**What you have to do:** Copy each line below that contains "控制台根节点".

**Information given:**
* * *
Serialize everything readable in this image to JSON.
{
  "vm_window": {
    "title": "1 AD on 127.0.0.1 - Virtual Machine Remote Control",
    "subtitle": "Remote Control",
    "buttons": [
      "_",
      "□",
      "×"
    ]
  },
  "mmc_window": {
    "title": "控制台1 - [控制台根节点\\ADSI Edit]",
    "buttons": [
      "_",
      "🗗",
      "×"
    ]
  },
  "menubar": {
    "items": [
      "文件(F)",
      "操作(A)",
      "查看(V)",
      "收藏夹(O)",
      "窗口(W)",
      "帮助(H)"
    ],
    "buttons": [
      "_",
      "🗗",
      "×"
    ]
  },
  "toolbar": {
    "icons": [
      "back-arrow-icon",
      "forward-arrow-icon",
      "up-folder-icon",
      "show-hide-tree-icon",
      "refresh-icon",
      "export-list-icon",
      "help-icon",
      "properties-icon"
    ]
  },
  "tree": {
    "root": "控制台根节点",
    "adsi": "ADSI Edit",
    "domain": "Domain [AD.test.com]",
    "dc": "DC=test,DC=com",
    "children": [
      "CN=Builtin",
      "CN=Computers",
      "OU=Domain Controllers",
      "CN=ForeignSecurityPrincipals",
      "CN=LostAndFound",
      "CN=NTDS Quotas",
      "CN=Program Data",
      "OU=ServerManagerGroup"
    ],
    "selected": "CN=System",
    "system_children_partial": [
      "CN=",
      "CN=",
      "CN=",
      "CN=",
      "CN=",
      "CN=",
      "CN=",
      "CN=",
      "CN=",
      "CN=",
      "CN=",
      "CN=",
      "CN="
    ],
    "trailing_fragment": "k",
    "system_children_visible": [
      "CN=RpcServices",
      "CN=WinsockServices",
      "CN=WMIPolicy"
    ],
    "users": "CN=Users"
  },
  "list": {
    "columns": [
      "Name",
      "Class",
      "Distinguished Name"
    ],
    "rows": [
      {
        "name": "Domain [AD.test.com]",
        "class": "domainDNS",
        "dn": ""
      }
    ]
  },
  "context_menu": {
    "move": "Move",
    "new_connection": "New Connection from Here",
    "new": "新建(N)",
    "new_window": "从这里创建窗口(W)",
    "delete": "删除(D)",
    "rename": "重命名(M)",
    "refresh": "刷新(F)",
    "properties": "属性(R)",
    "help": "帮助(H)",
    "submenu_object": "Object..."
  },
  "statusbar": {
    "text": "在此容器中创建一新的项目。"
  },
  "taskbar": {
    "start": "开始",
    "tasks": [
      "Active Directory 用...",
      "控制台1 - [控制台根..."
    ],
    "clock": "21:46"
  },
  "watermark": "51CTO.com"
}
* * *
**Response:**
    "title": "控制台1 - [控制台根节点\\ADSI Edit]",
    "root": "控制台根节点",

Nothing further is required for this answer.